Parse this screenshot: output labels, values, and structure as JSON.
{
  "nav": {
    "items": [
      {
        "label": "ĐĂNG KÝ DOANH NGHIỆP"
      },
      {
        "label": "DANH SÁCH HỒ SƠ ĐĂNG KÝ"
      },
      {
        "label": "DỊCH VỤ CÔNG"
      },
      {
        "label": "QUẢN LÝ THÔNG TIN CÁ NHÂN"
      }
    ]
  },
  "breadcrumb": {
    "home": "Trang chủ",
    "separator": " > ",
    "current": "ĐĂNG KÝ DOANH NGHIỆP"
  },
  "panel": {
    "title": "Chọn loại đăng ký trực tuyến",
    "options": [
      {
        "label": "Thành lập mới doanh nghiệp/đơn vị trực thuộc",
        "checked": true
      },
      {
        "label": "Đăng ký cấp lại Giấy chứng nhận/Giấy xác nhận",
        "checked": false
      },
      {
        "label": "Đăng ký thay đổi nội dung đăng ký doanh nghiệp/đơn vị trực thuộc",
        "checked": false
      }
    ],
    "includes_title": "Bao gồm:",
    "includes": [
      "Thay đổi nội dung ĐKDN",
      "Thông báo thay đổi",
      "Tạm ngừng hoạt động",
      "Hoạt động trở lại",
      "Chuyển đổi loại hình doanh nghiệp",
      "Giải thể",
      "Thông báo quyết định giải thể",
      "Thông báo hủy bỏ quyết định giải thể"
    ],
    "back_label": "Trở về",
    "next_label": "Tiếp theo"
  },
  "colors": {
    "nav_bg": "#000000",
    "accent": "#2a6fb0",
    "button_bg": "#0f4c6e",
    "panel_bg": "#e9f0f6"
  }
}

WHAT IS EXPECTED:
Restate the listing in full, word for word.

SOLUTION:
Parse this screenshot: output labels, values, and structure as JSON.
{
  "nav": {
    "items": [
      {
        "label": "ĐĂNG KÝ DOANH NGHIỆP"
      },
      {
        "label": "DANH SÁCH HỒ SƠ ĐĂNG KÝ"
      },
      {
        "label": "DỊCH VỤ CÔNG"
      },
      {
        "label": "QUẢN LÝ THÔNG TIN CÁ NHÂN"
      }
    ]
  },
  "breadcrumb": {
    "home": "Trang chủ",
    "separator": " > ",
    "current": "ĐĂNG KÝ DOANH NGHIỆP"
  },
  "panel": {
    "title": "Chọn loại đăng ký trực tuyến",
    "options": [
      {
        "label": "Thành lập mới doanh nghiệp/đơn vị trực thuộc",
        "checked": true
      },
      {
        "label": "Đăng ký cấp lại Giấy chứng nhận/Giấy xác nhận",
        "checked": false
      },
      {
        "label": "Đăng ký thay đổi nội dung đăng ký doanh nghiệp/đơn vị trực thuộc",
        "checked": false
      }
    ],
    "includes_title": "Bao gồm:",
    "includes": [
      "Thay đổi nội dung ĐKDN",
      "Thông báo thay đổi",
      "Tạm ngừng hoạt động",
      "Hoạt động trở lại",
      "Chuyển đổi loại hình doanh nghiệp",
      "Giải thể",
      "Thông báo quyết định giải thể",
      "Thông báo hủy bỏ quyết định giải thể"
    ],
    "back_label": "Trở về",
    "next_label": "Tiếp theo"
  },
  "colors": {
    "nav_bg": "#000000",
    "accent": "#2a6fb0",
    "button_bg": "#0f4c6e",
    "panel_bg": "#e9f0f6"
  }
}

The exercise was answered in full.